**Your objective**: Copy out the listing in full, exactly as written, but not its pictures.

**Provided data**:
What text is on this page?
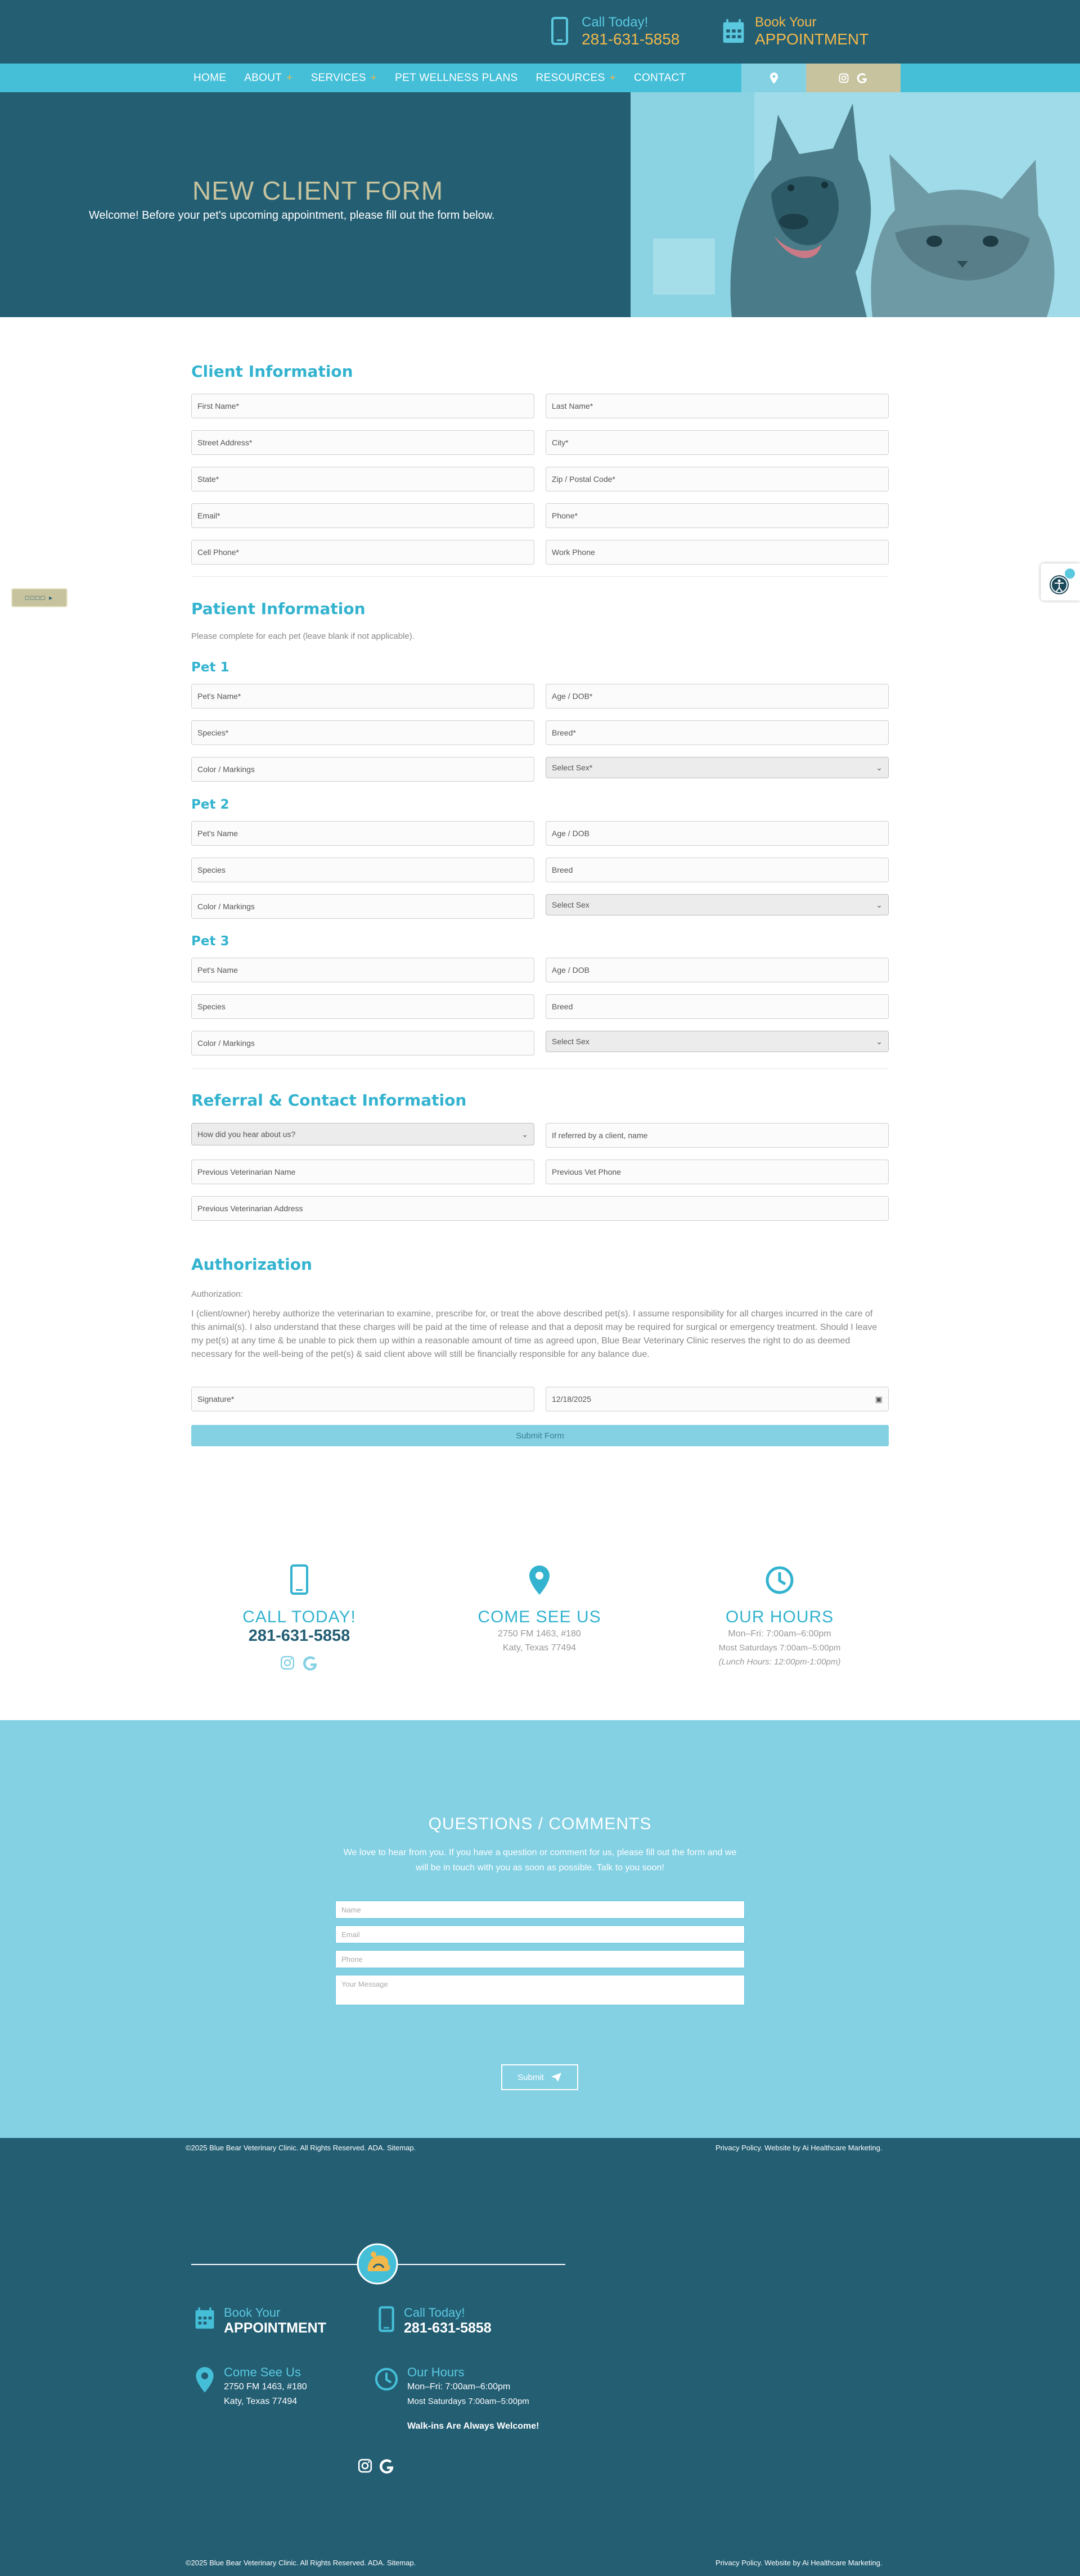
Call Today!
281-631-5858
Book Your
APPOINTMENT
HOME ABOUT + SERVICES + PET WELLNESS PLANS RESOURCES + CONTACT
NEW CLIENT FORM
Welcome! Before your pet's upcoming appointment, please fill out the form below.
Client Information
First Name*	Last Name*
Street Address*	City*
State*	Zip / Postal Code*
Email*	Phone*
Cell Phone*	Work Phone
Patient Information
Please complete for each pet (leave blank if not applicable).
Pet 1
Pet's Name*	Age / DOB*
Species*	Breed*
Color / Markings	Select Sex*	⌄
Pet 2
Pet's Name	Age / DOB
Species	Breed
Color / Markings	Select Sex	⌄
Pet 3
Pet's Name	Age / DOB
Species	Breed
Color / Markings	Select Sex	⌄
Referral & Contact Information
How did you hear about us?	⌄	If referred by a client, name
Previous Veterinarian Name	Previous Vet Phone
Previous Veterinarian Address
Authorization
Authorization:
I (client/owner) hereby authorize the veterinarian to examine, prescribe for, or treat the above described pet(s). I assume responsibility for all charges incurred in the care of this animal(s). I also understand that these charges will be paid at the time of release and that a deposit may be required for surgical or emergency treatment. Should I leave my pet(s) at any time & be unable to pick them up within a reasonable amount of time as agreed upon, Blue Bear Veterinary Clinic reserves the right to do as deemed necessary for the well-being of the pet(s) & said client above will still be financially responsible for any balance due.
Signature*	12/18/2025	▣
Submit Form
CALL TODAY!
281-631-5858
COME SEE US
2750 FM 1463, #180
Katy, Texas 77494
OUR HOURS
Mon–Fri: 7:00am–6:00pm
Most Saturdays 7:00am–5:00pm
(Lunch Hours: 12:00pm-1:00pm)
QUESTIONS / COMMENTS
We love to hear from you. If you have a question or comment for us, please fill out the form and we will be in touch with you as soon as possible. Talk to you soon!
Name
Email
Phone
Your Message
Submit
©2025 Blue Bear Veterinary Clinic. All Rights Reserved. ADA. Sitemap.	Privacy Policy. Website by Ai Healthcare Marketing.
Book Your
APPOINTMENT
Call Today!
281-631-5858
Come See Us
2750 FM 1463, #180
Katy, Texas 77494
Our Hours
Mon–Fri: 7:00am–6:00pm
Most Saturdays 7:00am–5:00pm
Walk-ins Are Always Welcome!
©2025 Blue Bear Veterinary Clinic. All Rights Reserved. ADA. Sitemap.	Privacy Policy. Website by Ai Healthcare Marketing.
□□□□ ▸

**Response**:
What text is on this page?
Call Today!
281-631-5858
Book Your
APPOINTMENT
HOME ABOUT + SERVICES + PET WELLNESS PLANS RESOURCES + CONTACT
NEW CLIENT FORM
Welcome! Before your pet's upcoming appointment, please fill out the form below.
Client Information
First Name*	Last Name*
Street Address*	City*
State*	Zip / Postal Code*
Email*	Phone*
Cell Phone*	Work Phone
Patient Information
Please complete for each pet (leave blank if not applicable).
Pet 1
Pet's Name*	Age / DOB*
Species*	Breed*
Color / Markings	Select Sex*	⌄
Pet 2
Pet's Name	Age / DOB
Species	Breed
Color / Markings	Select Sex	⌄
Pet 3
Pet's Name	Age / DOB
Species	Breed
Color / Markings	Select Sex	⌄
Referral & Contact Information
How did you hear about us?	⌄	If referred by a client, name
Previous Veterinarian Name	Previous Vet Phone
Previous Veterinarian Address
Authorization
Authorization:
I (client/owner) hereby authorize the veterinarian to examine, prescribe for, or treat the above described pet(s). I assume responsibility for all charges incurred in the care of this animal(s). I also understand that these charges will be paid at the time of release and that a deposit may be required for surgical or emergency treatment. Should I leave my pet(s) at any time & be unable to pick them up within a reasonable amount of time as agreed upon, Blue Bear Veterinary Clinic reserves the right to do as deemed necessary for the well-being of the pet(s) & said client above will still be financially responsible for any balance due.
Signature*	12/18/2025	▣
Submit Form
CALL TODAY!
281-631-5858
COME SEE US
2750 FM 1463, #180
Katy, Texas 77494
OUR HOURS
Mon–Fri: 7:00am–6:00pm
Most Saturdays 7:00am–5:00pm
(Lunch Hours: 12:00pm-1:00pm)
QUESTIONS / COMMENTS
We love to hear from you. If you have a question or comment for us, please fill out the form and we will be in touch with you as soon as possible. Talk to you soon!
Name
Email
Phone
Your Message
Submit
©2025 Blue Bear Veterinary Clinic. All Rights Reserved. ADA. Sitemap.	Privacy Policy. Website by Ai Healthcare Marketing.
Book Your
APPOINTMENT
Call Today!
281-631-5858
Come See Us
2750 FM 1463, #180
Katy, Texas 77494
Our Hours
Mon–Fri: 7:00am–6:00pm
Most Saturdays 7:00am–5:00pm
Walk-ins Are Always Welcome!
©2025 Blue Bear Veterinary Clinic. All Rights Reserved. ADA. Sitemap.	Privacy Policy. Website by Ai Healthcare Marketing.
□□□□ ▸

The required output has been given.